**Information shown**
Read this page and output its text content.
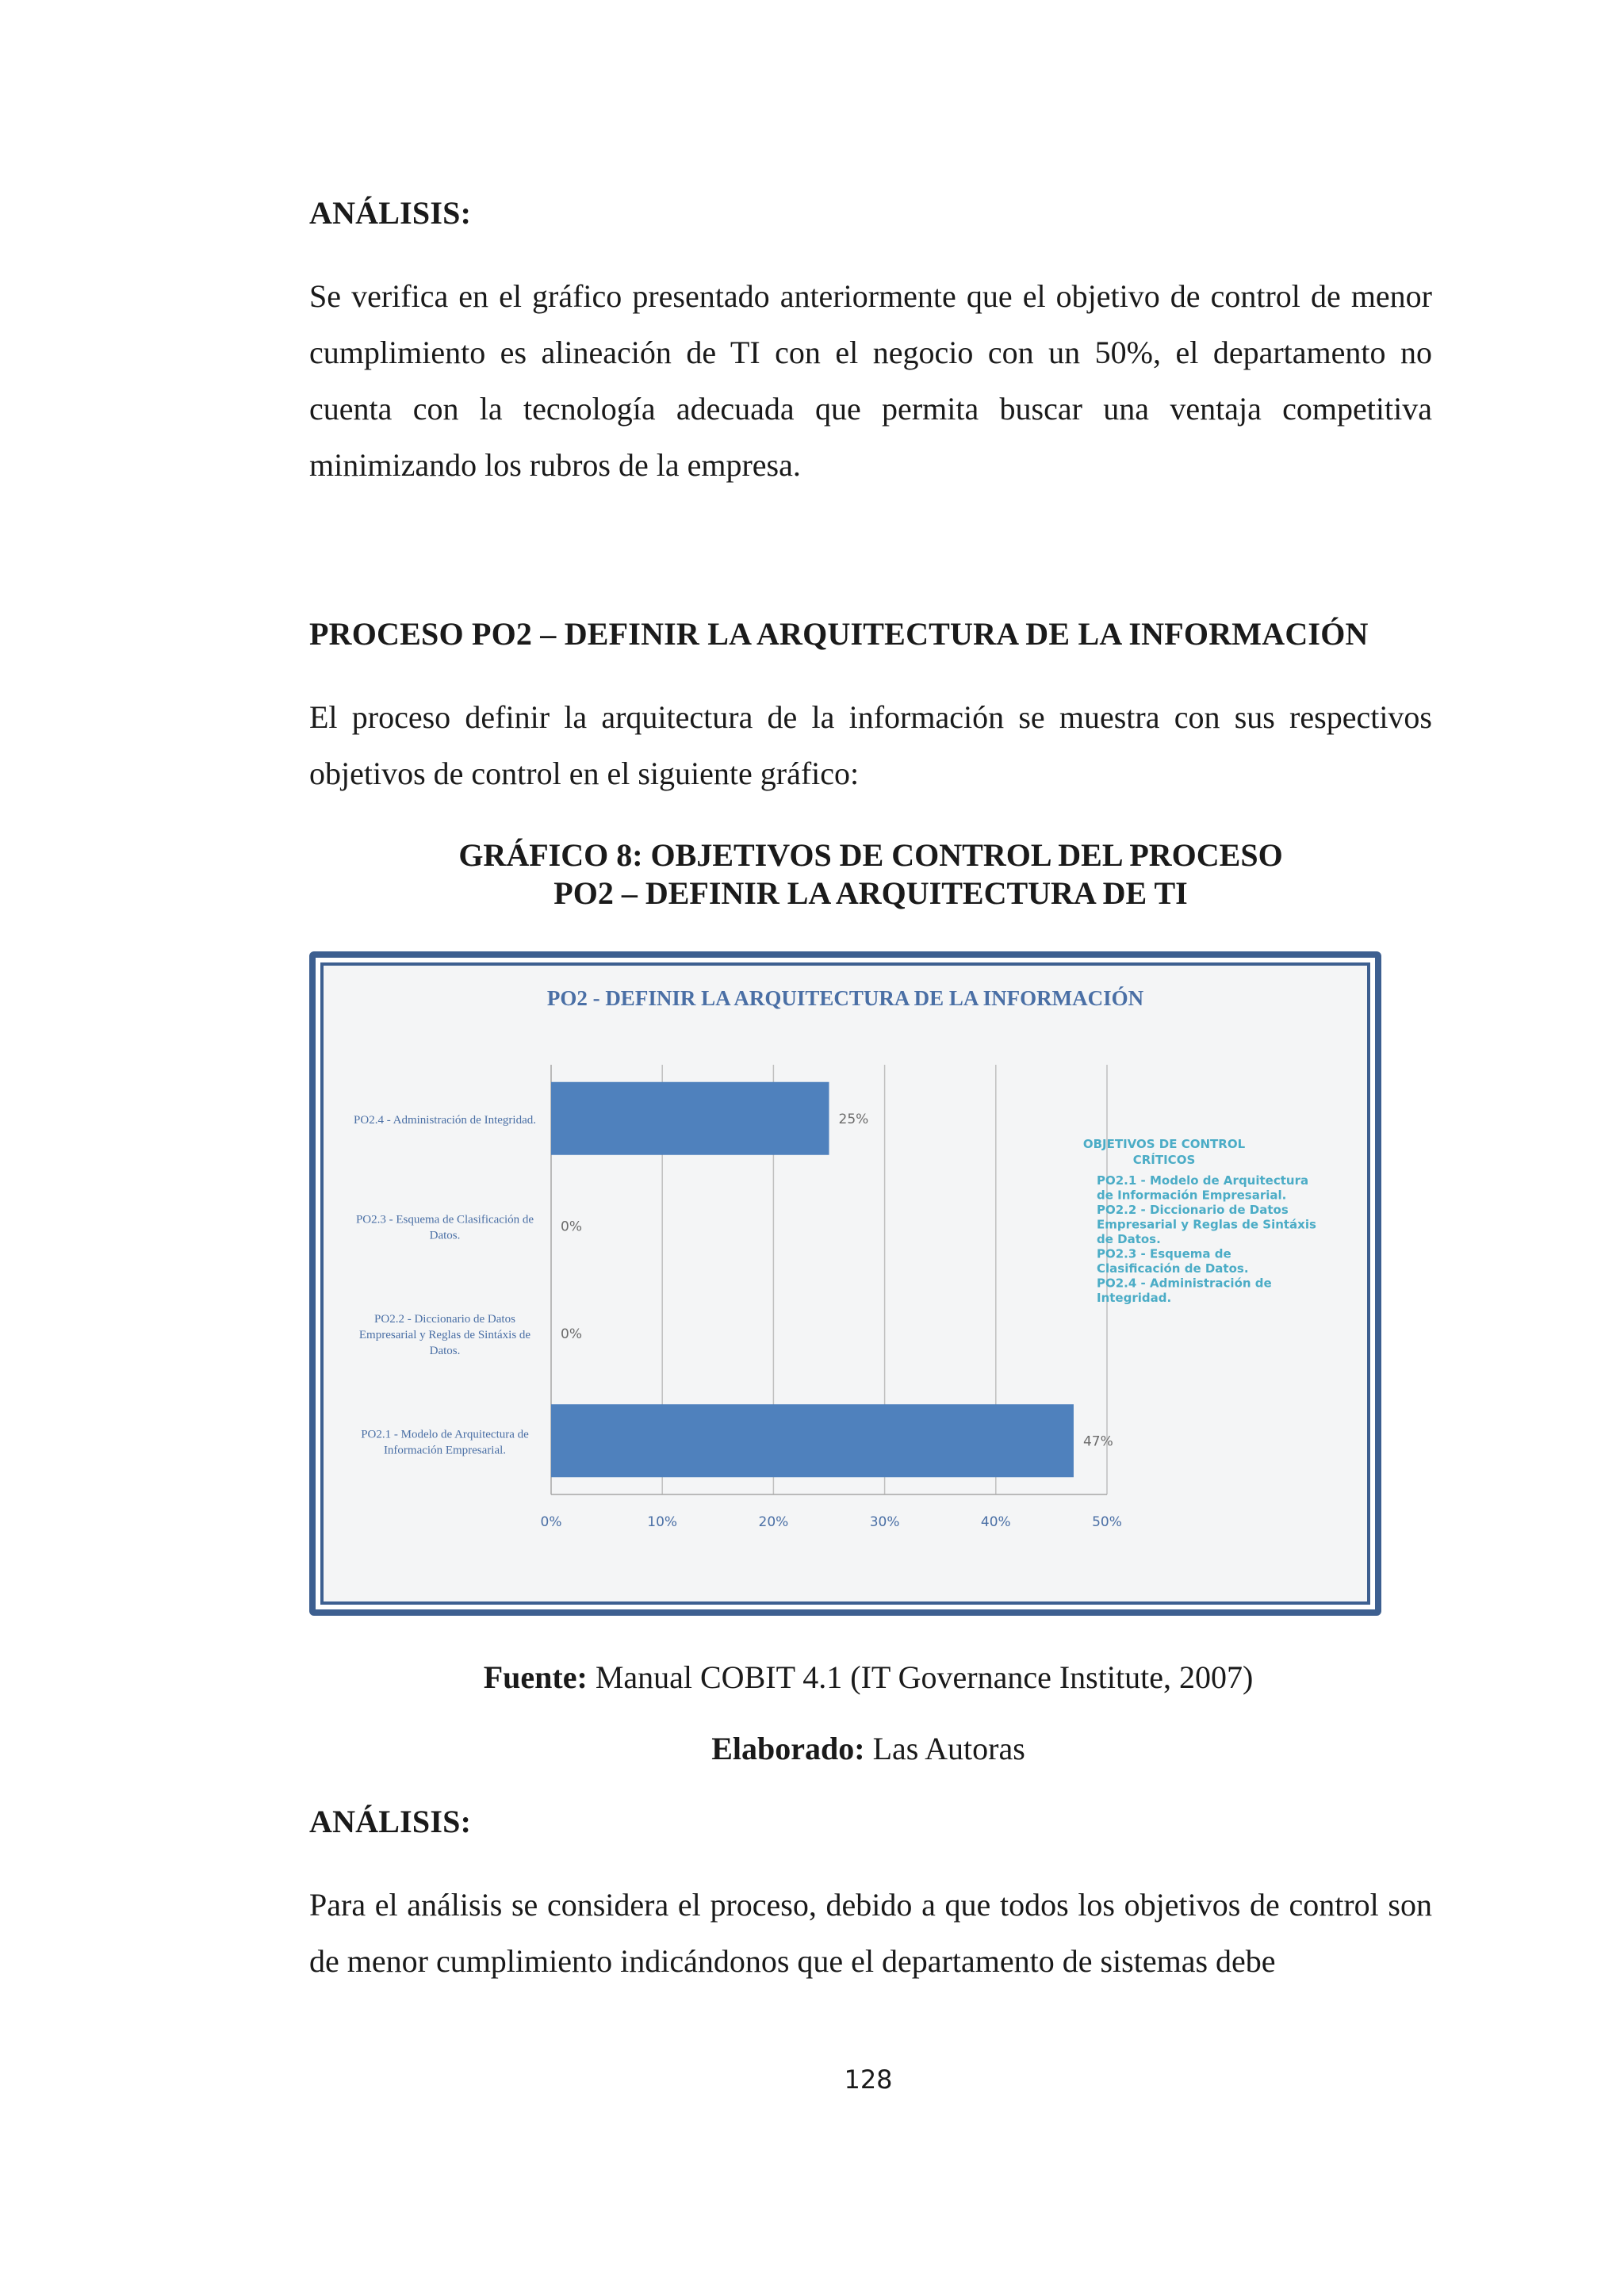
ANÁLISIS:

Se verifica en el gráfico presentado anteriormente que el objetivo de control de menor cumplimiento es alineación de TI con el negocio con un 50%, el departamento no cuenta con la tecnología adecuada que permita buscar una ventaja competitiva minimizando los rubros de la empresa.

PROCESO PO2 – DEFINIR LA ARQUITECTURA DE LA INFORMACIÓN

El proceso definir la arquitectura de la información se muestra con sus respectivos objetivos de control en el siguiente gráfico:

GRÁFICO 8: OBJETIVOS DE CONTROL DEL PROCESO
PO2 – DEFINIR LA ARQUITECTURA DE TI
PO2 - DEFINIR LA ARQUITECTURA DE LA INFORMACIÓN
0%	10%	20%	30%	40%	50%
25%
PO2.4 - Administración de Integridad.
0%
PO2.3 - Esquema de Clasificación de
Datos.
0%
PO2.2 - Diccionario de Datos
Empresarial y Reglas de Sintáxis de
Datos.
47%
PO2.1 - Modelo de Arquitectura de
Información Empresarial.
OBJETIVOS DE CONTROL
CRÍTICOS
PO2.1 - Modelo de Arquitectura
de Información Empresarial.
PO2.2 - Diccionario de Datos
Empresarial y Reglas de Sintáxis
de Datos.
PO2.3 - Esquema de
Clasificación de Datos.
PO2.4 - Administración de
Integridad.

Fuente: Manual COBIT 4.1 (IT Governance Institute, 2007)

Elaborado: Las Autoras

ANÁLISIS:

Para el análisis se considera el proceso, debido a que todos los objetivos de control son de menor cumplimiento indicándonos que el departamento de sistemas debe

128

**Your task**
Repeat the material above in full and exactly, omitting the pictures.

**Correct response**
Read this page and output its text content.
ANÁLISIS:

Se verifica en el gráfico presentado anteriormente que el objetivo de control de menor cumplimiento es alineación de TI con el negocio con un 50%, el departamento no cuenta con la tecnología adecuada que permita buscar una ventaja competitiva minimizando los rubros de la empresa.

PROCESO PO2 – DEFINIR LA ARQUITECTURA DE LA INFORMACIÓN

El proceso definir la arquitectura de la información se muestra con sus respectivos objetivos de control en el siguiente gráfico:

GRÁFICO 8: OBJETIVOS DE CONTROL DEL PROCESO
PO2 – DEFINIR LA ARQUITECTURA DE TI
PO2 - DEFINIR LA ARQUITECTURA DE LA INFORMACIÓN
0%	10%	20%	30%	40%	50%
25%
PO2.4 - Administración de Integridad.
0%
PO2.3 - Esquema de Clasificación de
Datos.
0%
PO2.2 - Diccionario de Datos
Empresarial y Reglas de Sintáxis de
Datos.
47%
PO2.1 - Modelo de Arquitectura de
Información Empresarial.
OBJETIVOS DE CONTROL
CRÍTICOS
PO2.1 - Modelo de Arquitectura
de Información Empresarial.
PO2.2 - Diccionario de Datos
Empresarial y Reglas de Sintáxis
de Datos.
PO2.3 - Esquema de
Clasificación de Datos.
PO2.4 - Administración de
Integridad.

Fuente: Manual COBIT 4.1 (IT Governance Institute, 2007)

Elaborado: Las Autoras

ANÁLISIS:

Para el análisis se considera el proceso, debido a que todos los objetivos de control son de menor cumplimiento indicándonos que el departamento de sistemas debe

128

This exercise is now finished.